Exercise: Copy out the stretch of lines from the line containing "year-bar <box>1400 273 1496 424</box>" through the line containing "segment-x-tick: Consumer <box>718", both included, character for character.

— Start Material —

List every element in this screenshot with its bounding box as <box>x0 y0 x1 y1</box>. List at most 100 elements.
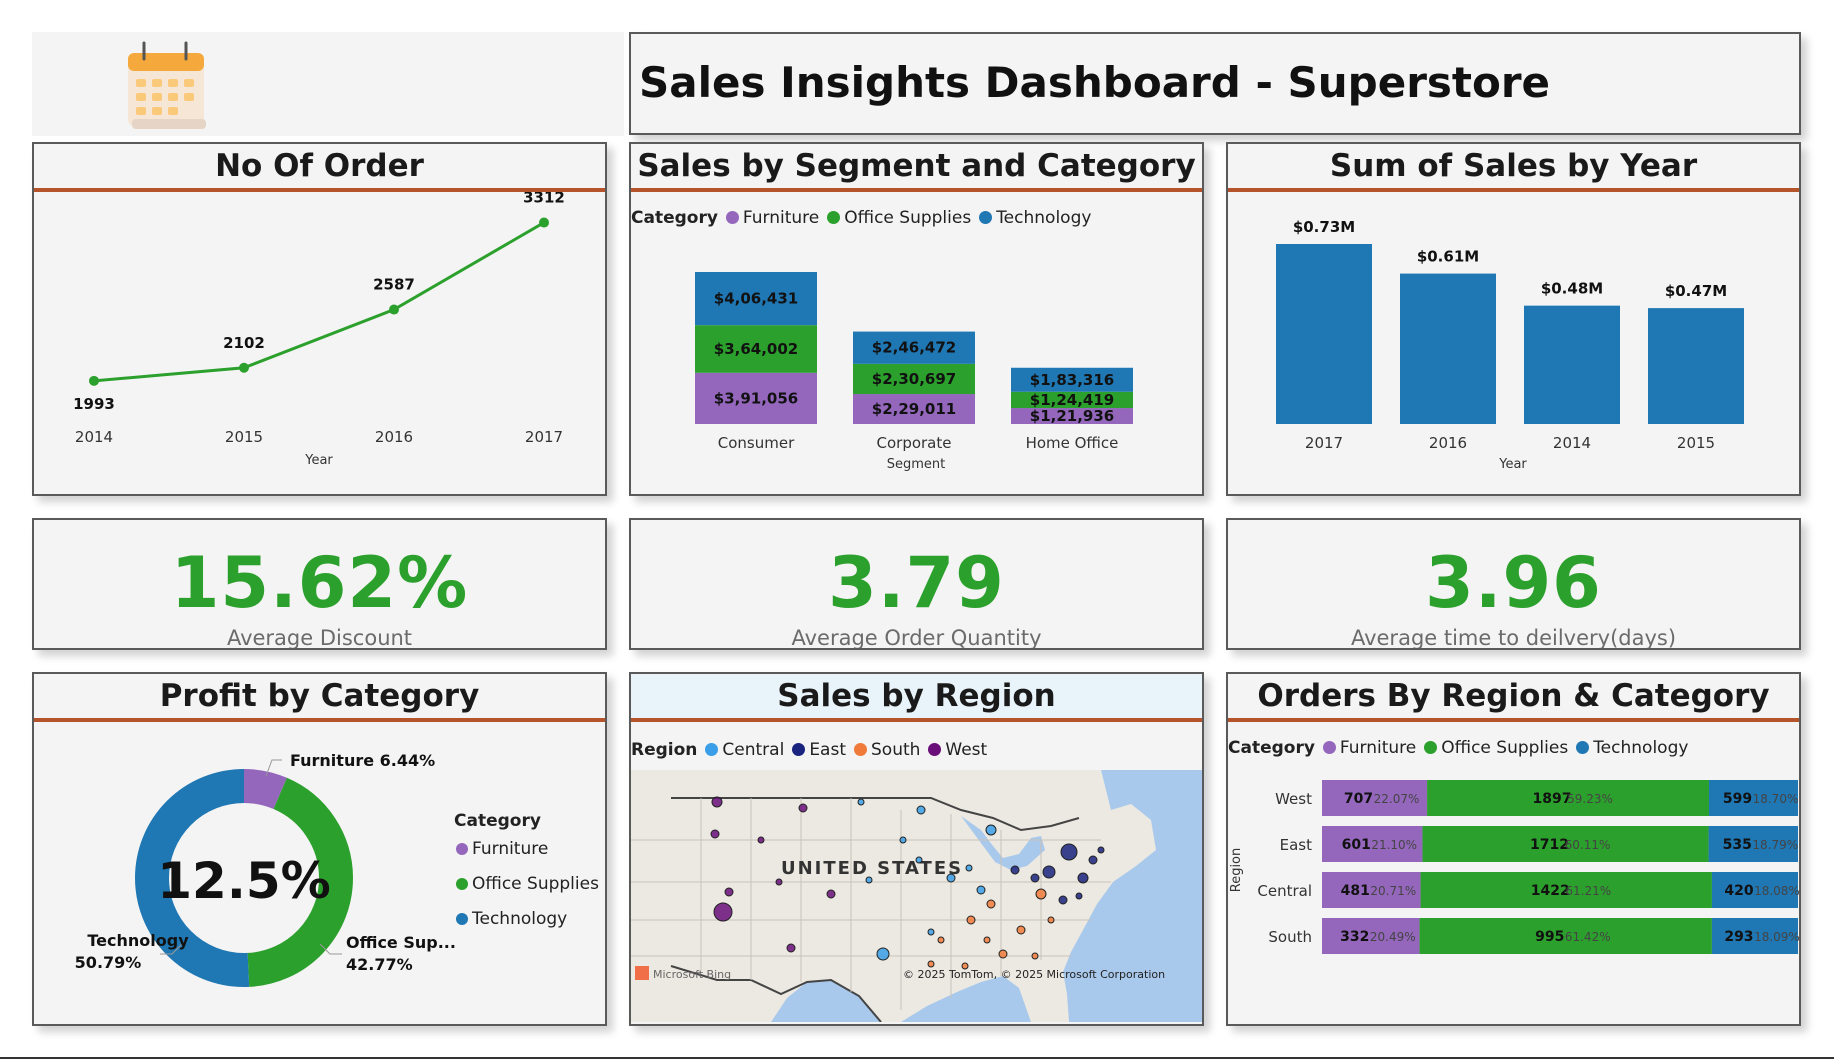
year-bar <box>1400 273 1496 424</box>
kpi-value: 15.62% <box>170 542 469 624</box>
region-bar-value: 293 <box>1724 929 1753 945</box>
map-dot-west <box>775 878 783 886</box>
segment-x-tick: Consumer <box>718 434 795 452</box>
region-bar-value: 995 <box>1535 929 1564 945</box>
calendar-icon <box>128 41 206 129</box>
legend-item[interactable]: West <box>928 740 987 760</box>
year-bar <box>1524 305 1620 424</box>
region-category-panel[interactable]: Orders By Region & Category Category Furn… <box>1226 672 1801 1026</box>
legend-dot <box>827 211 841 224</box>
year-panel[interactable]: Sum of Sales by Year $0.73M 2017 $0.61M 201… <box>1226 142 1801 496</box>
legend-dot <box>792 743 806 756</box>
kpi-average-delivery-time: 3.96 Average time to deilvery(days) <box>1226 518 1801 650</box>
region-bar-value: 535 <box>1723 837 1752 853</box>
orders-point <box>539 217 549 228</box>
orders-point <box>389 304 399 315</box>
region-bar-value: 332 <box>1340 929 1369 945</box>
legend-item[interactable]: East <box>792 740 846 760</box>
map-dot-east <box>1058 895 1068 905</box>
segment-data-label: $3,64,002 <box>714 340 798 358</box>
region-bar-pct: 61.42% <box>1565 930 1611 944</box>
legend-dot <box>725 211 739 224</box>
legend-item[interactable]: Office Supplies <box>1424 738 1568 758</box>
legend-label: Office Supplies <box>844 208 972 228</box>
segment-x-tick: Corporate <box>877 434 952 452</box>
orders-title: No Of Order <box>34 144 605 192</box>
orders-x-axis-title: Year <box>304 453 333 468</box>
segment-data-label: $1,83,316 <box>1030 371 1114 389</box>
region-bar-value: 1422 <box>1531 883 1570 899</box>
segment-data-label: $2,29,011 <box>872 400 956 418</box>
segment-bar <box>1011 408 1133 424</box>
donut-slice <box>135 769 353 987</box>
orders-point <box>89 375 99 386</box>
region-bar-value: 599 <box>1723 791 1752 807</box>
year-x-tick: 2014 <box>1553 434 1591 452</box>
region-y-tick: West <box>1275 790 1312 808</box>
legend-item[interactable]: Technology <box>979 208 1091 228</box>
slice-pct-office: 42.77% <box>346 955 413 974</box>
bing-label: Microsoft Bing <box>653 968 731 981</box>
region-category-bar <box>1711 872 1798 908</box>
donut-legend-title: Category <box>454 811 541 831</box>
segment-panel[interactable]: Sales by Segment and Category Category Fu… <box>629 142 1204 496</box>
legend-item[interactable]: Office Supplies <box>827 208 971 228</box>
profit-panel[interactable]: Profit by Category 12.5% Furniture 6.44% O… <box>32 672 607 1026</box>
dashboard-title: Sales Insights Dashboard - Superstore <box>639 58 1551 107</box>
region-bar-pct: 59.23% <box>1567 792 1613 806</box>
segment-x-tick: Home Office <box>1026 434 1119 452</box>
donut-slice <box>135 769 353 987</box>
legend-label: Central <box>722 740 785 760</box>
map-dot-south <box>1031 952 1039 960</box>
year-data-label: $0.47M <box>1665 282 1727 300</box>
legend-title: Region <box>631 740 698 760</box>
year-x-tick: 2015 <box>1677 434 1715 452</box>
legend-item[interactable]: South <box>854 740 920 760</box>
region-bar-value: 420 <box>1724 883 1753 899</box>
region-y-axis-title: Region <box>1229 848 1244 893</box>
legend-dot <box>705 743 719 756</box>
orders-panel[interactable]: No Of Order 1993 2014 2102 2015 2587 2016 3312… <box>32 142 607 496</box>
segment-data-label: $4,06,431 <box>714 290 798 308</box>
map-dot-south <box>927 960 935 968</box>
orders-data-label: 3312 <box>523 192 565 207</box>
donut-center-label: 12.5% <box>157 852 330 910</box>
region-bar-value: 1712 <box>1530 837 1569 853</box>
region-bar-pct: 61.21% <box>1565 884 1611 898</box>
legend-item[interactable]: Technology <box>1576 738 1688 758</box>
map-dot-east <box>1077 872 1089 884</box>
us-region-map[interactable]: UNITED STATES Microsoft Bing © 2025 TomT… <box>631 770 1202 1022</box>
country-label: UNITED STATES <box>781 858 963 879</box>
slice-label-office: Office Sup... <box>346 933 456 952</box>
region-category-bar <box>1427 780 1709 816</box>
segment-x-axis-title: Segment <box>887 457 946 472</box>
map-dot-central <box>915 856 923 864</box>
region-category-bar <box>1711 918 1798 954</box>
region-map-panel[interactable]: Sales by Region Region Central East South We… <box>629 672 1204 1026</box>
legend-item[interactable]: Furniture <box>725 208 819 228</box>
year-bar <box>1276 244 1372 424</box>
region-bar-pct: 60.11% <box>1565 838 1611 852</box>
region-category-bar <box>1322 826 1423 862</box>
map-dot-west <box>710 829 720 839</box>
orders-point <box>239 362 249 373</box>
segment-bar <box>695 372 817 424</box>
kpi-label: Average time to deilvery(days) <box>1350 626 1677 650</box>
land-mass <box>631 770 1156 1022</box>
map-dot-central <box>985 824 997 836</box>
region-y-tick: East <box>1280 836 1312 854</box>
canada-border <box>671 797 1080 832</box>
segment-data-label: $2,46,472 <box>872 339 956 357</box>
callout-line <box>265 759 282 777</box>
year-x-axis-title: Year <box>1498 457 1527 472</box>
legend-label: West <box>945 740 988 760</box>
map-dot-central <box>865 876 873 884</box>
legend-item[interactable]: Central <box>705 740 784 760</box>
map-copyright: © 2025 TomTom, © 2025 Microsoft Corporat… <box>903 968 1165 981</box>
region-bar-pct: 18.09% <box>1754 930 1799 944</box>
map-dot-central <box>946 873 956 883</box>
map-dot-central <box>976 885 986 895</box>
legend-item[interactable]: Furniture <box>1322 738 1416 758</box>
year-data-label: $0.73M <box>1293 218 1355 236</box>
segment-data-label: $1,21,936 <box>1030 407 1114 425</box>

— End Material —

Response:
year-bar <box>1400 273 1496 424</box>
kpi-value: 15.62% <box>170 542 469 624</box>
region-bar-value: 293 <box>1724 929 1753 945</box>
map-dot-west <box>775 878 783 886</box>
segment-x-tick: Consumer <box>718 434 795 452</box>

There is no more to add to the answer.